WORK INSTRUCTIONS: Pick out each line below containing "compatible".

******************************

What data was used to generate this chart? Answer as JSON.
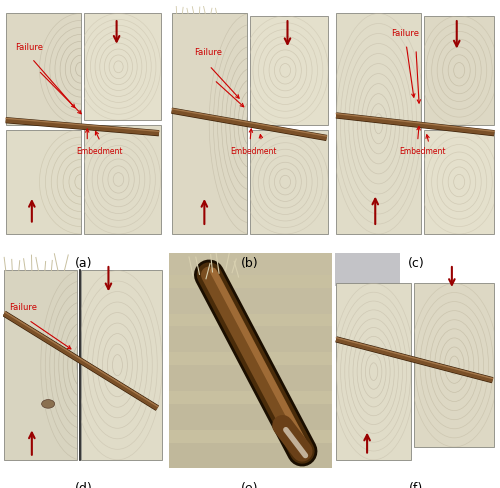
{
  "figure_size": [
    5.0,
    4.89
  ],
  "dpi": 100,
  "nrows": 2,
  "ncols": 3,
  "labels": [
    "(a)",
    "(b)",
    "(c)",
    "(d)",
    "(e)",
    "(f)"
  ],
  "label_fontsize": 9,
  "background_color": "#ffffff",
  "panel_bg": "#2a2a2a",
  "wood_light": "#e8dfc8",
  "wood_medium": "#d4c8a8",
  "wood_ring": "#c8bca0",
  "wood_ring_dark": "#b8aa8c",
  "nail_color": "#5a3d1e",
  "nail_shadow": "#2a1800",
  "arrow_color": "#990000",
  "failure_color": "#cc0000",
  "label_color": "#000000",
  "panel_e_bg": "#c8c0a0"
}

******************************

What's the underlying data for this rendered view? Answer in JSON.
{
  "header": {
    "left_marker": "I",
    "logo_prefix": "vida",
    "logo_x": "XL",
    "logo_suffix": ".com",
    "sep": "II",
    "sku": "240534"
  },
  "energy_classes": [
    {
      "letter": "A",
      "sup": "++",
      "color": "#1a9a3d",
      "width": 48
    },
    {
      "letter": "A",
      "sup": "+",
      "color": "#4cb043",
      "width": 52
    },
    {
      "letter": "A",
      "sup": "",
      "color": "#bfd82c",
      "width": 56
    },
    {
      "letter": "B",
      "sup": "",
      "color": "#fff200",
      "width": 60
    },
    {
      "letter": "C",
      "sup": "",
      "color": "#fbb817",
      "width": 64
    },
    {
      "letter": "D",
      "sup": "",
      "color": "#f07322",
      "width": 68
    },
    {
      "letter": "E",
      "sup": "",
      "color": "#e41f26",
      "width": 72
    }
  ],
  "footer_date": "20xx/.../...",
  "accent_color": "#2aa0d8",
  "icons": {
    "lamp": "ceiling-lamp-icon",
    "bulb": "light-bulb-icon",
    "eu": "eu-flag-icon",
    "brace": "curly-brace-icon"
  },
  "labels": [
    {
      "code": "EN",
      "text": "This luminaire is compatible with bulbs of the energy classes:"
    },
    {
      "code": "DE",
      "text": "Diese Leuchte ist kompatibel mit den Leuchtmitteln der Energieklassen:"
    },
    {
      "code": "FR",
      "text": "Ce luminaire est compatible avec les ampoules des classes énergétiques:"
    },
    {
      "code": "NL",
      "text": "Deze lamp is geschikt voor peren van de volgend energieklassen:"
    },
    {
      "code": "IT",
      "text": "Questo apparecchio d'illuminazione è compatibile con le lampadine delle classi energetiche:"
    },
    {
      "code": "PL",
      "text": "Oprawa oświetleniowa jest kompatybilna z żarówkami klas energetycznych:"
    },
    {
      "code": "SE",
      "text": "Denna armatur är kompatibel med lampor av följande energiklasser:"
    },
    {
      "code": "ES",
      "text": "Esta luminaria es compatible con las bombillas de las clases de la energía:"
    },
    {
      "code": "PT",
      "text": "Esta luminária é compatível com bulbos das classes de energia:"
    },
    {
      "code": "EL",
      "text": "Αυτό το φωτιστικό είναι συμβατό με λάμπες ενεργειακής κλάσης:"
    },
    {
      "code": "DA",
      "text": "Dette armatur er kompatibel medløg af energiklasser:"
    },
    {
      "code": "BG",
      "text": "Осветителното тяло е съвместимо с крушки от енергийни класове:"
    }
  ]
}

******************************

PROBLEM SOLUTION:
      "text": "This luminaire is compatible with bulbs of the energy classes:"
      "text": "Ce luminaire est compatible avec les ampoules des classes énergétiques:"
      "text": "Esta luminaria es compatible con las bombillas de las clases de la energía:"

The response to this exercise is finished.